(Chart and figure data)
........
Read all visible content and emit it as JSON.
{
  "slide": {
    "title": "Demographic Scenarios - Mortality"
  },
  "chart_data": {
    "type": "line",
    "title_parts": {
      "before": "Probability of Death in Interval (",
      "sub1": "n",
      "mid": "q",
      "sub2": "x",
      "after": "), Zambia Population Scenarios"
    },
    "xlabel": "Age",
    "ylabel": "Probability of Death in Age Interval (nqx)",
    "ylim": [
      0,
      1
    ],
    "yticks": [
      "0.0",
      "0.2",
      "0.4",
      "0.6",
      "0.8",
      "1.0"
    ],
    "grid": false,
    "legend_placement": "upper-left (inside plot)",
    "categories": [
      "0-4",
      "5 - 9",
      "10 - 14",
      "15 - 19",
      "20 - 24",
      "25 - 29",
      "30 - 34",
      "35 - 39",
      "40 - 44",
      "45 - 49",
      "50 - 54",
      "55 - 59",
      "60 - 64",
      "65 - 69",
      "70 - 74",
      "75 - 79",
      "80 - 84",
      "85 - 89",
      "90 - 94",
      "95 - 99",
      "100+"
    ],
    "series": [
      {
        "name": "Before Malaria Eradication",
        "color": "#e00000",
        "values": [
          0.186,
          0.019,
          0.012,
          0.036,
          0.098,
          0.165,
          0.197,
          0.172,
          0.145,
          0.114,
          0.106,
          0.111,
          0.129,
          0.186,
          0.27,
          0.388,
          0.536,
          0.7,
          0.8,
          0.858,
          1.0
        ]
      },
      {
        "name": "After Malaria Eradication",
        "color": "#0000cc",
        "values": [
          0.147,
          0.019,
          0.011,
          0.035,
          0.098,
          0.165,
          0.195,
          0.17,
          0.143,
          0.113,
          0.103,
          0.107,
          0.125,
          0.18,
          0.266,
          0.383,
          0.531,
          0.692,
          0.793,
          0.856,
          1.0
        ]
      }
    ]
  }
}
........
▶ [The problem]: Your task is to repeat every entry exactly.

▶ [Problem solution]:
Read all visible content and emit it as JSON.
{
  "slide": {
    "title": "Demographic Scenarios - Mortality"
  },
  "chart_data": {
    "type": "line",
    "title_parts": {
      "before": "Probability of Death in Interval (",
      "sub1": "n",
      "mid": "q",
      "sub2": "x",
      "after": "), Zambia Population Scenarios"
    },
    "xlabel": "Age",
    "ylabel": "Probability of Death in Age Interval (nqx)",
    "ylim": [
      0,
      1
    ],
    "yticks": [
      "0.0",
      "0.2",
      "0.4",
      "0.6",
      "0.8",
      "1.0"
    ],
    "grid": false,
    "legend_placement": "upper-left (inside plot)",
    "categories": [
      "0-4",
      "5 - 9",
      "10 - 14",
      "15 - 19",
      "20 - 24",
      "25 - 29",
      "30 - 34",
      "35 - 39",
      "40 - 44",
      "45 - 49",
      "50 - 54",
      "55 - 59",
      "60 - 64",
      "65 - 69",
      "70 - 74",
      "75 - 79",
      "80 - 84",
      "85 - 89",
      "90 - 94",
      "95 - 99",
      "100+"
    ],
    "series": [
      {
        "name": "Before Malaria Eradication",
        "color": "#e00000",
        "values": [
          0.186,
          0.019,
          0.012,
          0.036,
          0.098,
          0.165,
          0.197,
          0.172,
          0.145,
          0.114,
          0.106,
          0.111,
          0.129,
          0.186,
          0.27,
          0.388,
          0.536,
          0.7,
          0.8,
          0.858,
          1.0
        ]
      },
      {
        "name": "After Malaria Eradication",
        "color": "#0000cc",
        "values": [
          0.147,
          0.019,
          0.011,
          0.035,
          0.098,
          0.165,
          0.195,
          0.17,
          0.143,
          0.113,
          0.103,
          0.107,
          0.125,
          0.18,
          0.266,
          0.383,
          0.531,
          0.692,
          0.793,
          0.856,
          1.0
        ]
      }
    ]
  }
}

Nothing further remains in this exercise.